▶ _WHAT TO PRODUCE_
Check each line for the string "Dynamic" and give only the count of lines that have it.

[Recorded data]
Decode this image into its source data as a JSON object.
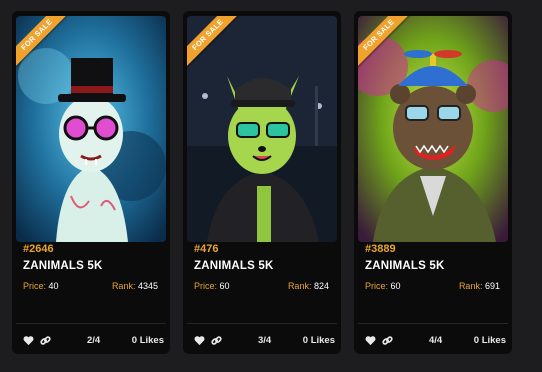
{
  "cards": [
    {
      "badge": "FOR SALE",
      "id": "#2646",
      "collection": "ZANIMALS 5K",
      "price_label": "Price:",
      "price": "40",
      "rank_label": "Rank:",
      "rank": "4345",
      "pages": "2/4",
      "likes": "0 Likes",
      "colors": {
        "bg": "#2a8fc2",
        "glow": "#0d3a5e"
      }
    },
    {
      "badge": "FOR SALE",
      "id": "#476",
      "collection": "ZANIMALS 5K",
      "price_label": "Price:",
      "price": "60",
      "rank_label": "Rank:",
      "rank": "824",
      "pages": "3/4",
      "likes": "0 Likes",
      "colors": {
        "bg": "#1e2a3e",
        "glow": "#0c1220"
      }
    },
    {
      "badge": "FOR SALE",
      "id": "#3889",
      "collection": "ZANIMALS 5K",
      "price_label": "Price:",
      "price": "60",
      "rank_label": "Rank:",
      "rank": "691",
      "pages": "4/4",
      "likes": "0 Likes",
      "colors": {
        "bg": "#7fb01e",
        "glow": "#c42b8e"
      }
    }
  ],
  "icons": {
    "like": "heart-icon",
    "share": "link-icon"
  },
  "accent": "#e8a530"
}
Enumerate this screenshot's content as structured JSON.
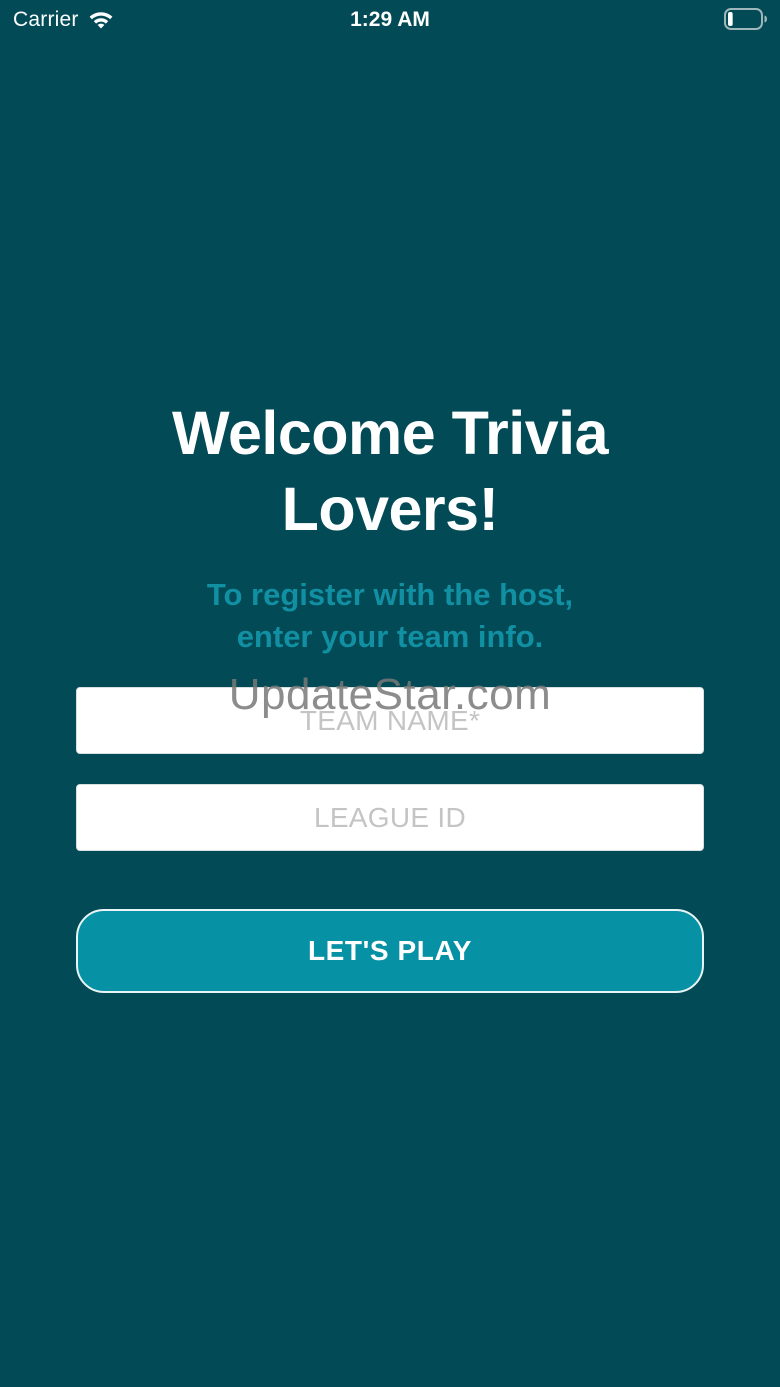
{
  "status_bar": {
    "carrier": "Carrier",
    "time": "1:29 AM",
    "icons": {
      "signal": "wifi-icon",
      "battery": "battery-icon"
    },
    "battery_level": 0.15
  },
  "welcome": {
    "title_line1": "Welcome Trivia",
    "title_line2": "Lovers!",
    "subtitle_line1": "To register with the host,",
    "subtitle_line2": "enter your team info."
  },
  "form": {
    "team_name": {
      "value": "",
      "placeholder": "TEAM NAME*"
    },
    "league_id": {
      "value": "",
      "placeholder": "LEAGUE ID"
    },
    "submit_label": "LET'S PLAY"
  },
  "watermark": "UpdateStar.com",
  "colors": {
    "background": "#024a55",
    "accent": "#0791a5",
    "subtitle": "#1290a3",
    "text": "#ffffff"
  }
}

---

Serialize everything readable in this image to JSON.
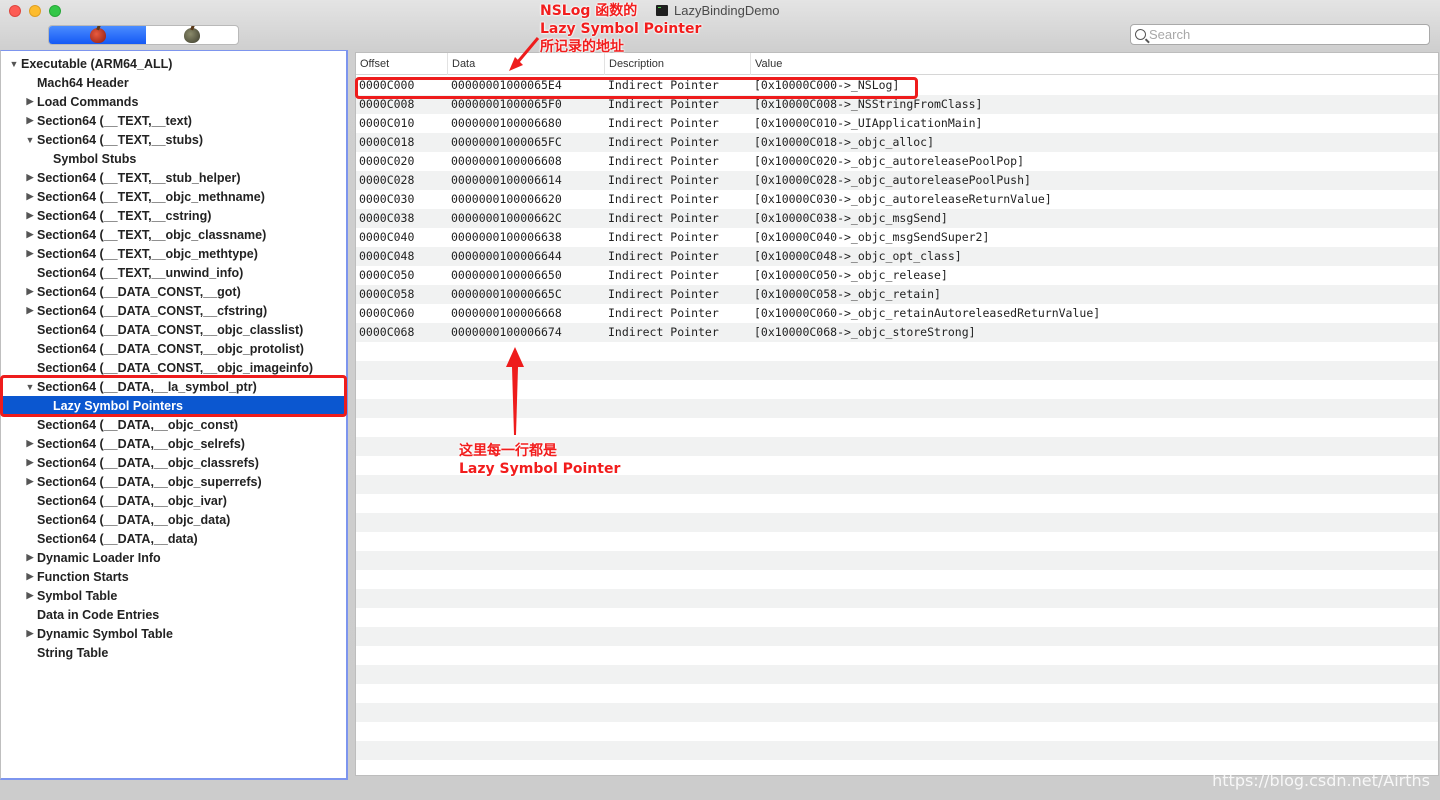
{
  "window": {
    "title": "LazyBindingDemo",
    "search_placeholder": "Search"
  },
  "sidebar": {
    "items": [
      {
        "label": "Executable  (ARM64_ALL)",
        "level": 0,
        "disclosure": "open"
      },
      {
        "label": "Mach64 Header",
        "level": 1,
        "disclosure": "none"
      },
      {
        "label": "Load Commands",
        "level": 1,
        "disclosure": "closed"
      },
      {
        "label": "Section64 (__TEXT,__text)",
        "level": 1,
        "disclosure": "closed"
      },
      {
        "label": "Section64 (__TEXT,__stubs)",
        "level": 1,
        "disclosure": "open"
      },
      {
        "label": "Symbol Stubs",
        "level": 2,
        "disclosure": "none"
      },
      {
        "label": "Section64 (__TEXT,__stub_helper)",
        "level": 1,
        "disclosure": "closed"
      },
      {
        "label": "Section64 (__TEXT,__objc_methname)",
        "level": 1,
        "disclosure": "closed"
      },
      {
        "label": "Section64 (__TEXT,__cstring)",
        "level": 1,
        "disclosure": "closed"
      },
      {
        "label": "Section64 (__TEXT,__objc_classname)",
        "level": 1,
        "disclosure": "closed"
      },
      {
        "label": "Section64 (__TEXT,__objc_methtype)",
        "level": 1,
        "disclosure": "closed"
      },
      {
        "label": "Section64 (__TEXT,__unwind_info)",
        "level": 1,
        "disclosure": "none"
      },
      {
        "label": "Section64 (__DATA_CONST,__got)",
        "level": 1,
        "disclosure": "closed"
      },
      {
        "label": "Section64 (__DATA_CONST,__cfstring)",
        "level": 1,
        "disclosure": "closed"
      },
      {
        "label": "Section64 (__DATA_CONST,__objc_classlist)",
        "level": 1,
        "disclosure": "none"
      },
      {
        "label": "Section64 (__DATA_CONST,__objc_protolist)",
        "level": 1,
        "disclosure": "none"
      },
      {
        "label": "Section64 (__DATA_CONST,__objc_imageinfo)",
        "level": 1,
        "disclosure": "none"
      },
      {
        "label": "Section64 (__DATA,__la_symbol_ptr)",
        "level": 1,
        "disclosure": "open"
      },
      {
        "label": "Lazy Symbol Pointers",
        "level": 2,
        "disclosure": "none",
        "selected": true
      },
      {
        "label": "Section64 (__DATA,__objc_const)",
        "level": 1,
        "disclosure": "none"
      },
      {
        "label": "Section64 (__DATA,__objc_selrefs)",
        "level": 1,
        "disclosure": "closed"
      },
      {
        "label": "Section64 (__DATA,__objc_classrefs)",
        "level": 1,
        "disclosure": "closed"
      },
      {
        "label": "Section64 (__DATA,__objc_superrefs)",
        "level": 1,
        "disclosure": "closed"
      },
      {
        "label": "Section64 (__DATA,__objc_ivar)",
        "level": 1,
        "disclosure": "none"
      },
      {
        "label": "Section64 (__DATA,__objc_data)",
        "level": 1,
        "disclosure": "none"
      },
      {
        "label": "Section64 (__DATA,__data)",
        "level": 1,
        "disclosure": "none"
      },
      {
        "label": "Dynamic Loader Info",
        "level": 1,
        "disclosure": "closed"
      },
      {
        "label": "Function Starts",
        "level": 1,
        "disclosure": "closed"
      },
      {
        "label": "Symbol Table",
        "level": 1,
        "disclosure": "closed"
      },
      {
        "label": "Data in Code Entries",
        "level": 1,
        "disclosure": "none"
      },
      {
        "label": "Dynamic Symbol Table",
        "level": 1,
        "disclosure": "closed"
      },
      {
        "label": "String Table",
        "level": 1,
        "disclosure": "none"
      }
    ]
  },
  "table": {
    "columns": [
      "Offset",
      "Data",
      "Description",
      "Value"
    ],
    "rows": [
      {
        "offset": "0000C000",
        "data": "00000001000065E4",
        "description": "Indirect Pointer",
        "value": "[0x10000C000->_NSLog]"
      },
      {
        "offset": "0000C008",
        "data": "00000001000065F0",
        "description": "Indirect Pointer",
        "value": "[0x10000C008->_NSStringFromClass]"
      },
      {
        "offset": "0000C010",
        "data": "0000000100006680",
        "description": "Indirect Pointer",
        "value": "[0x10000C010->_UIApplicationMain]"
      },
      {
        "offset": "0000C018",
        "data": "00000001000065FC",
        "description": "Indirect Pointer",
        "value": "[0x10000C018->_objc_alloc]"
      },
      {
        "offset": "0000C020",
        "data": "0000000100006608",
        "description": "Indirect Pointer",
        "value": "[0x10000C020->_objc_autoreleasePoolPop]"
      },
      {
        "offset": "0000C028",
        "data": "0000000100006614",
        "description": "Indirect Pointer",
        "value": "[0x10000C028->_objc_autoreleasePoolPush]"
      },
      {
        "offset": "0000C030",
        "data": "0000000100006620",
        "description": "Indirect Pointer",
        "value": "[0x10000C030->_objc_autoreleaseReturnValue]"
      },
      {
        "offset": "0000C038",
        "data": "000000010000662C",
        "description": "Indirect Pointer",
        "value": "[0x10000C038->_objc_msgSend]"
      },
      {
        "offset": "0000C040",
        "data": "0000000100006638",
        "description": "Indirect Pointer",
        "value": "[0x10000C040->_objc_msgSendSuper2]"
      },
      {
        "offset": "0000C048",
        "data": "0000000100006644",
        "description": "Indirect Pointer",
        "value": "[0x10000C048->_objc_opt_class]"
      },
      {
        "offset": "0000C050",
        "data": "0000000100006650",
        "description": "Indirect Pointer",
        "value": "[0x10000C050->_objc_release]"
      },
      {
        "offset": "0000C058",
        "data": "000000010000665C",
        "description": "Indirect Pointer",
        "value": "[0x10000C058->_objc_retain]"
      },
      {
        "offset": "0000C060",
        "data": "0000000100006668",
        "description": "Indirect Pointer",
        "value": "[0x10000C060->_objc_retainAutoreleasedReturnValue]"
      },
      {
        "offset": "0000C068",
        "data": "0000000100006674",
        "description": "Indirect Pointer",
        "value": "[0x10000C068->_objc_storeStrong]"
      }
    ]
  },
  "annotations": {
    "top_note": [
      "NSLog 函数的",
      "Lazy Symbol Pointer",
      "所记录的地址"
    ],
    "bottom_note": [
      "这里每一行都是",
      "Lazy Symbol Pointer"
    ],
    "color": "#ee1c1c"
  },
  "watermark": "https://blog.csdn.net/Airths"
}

▶ _EXERCISE RESULT_
2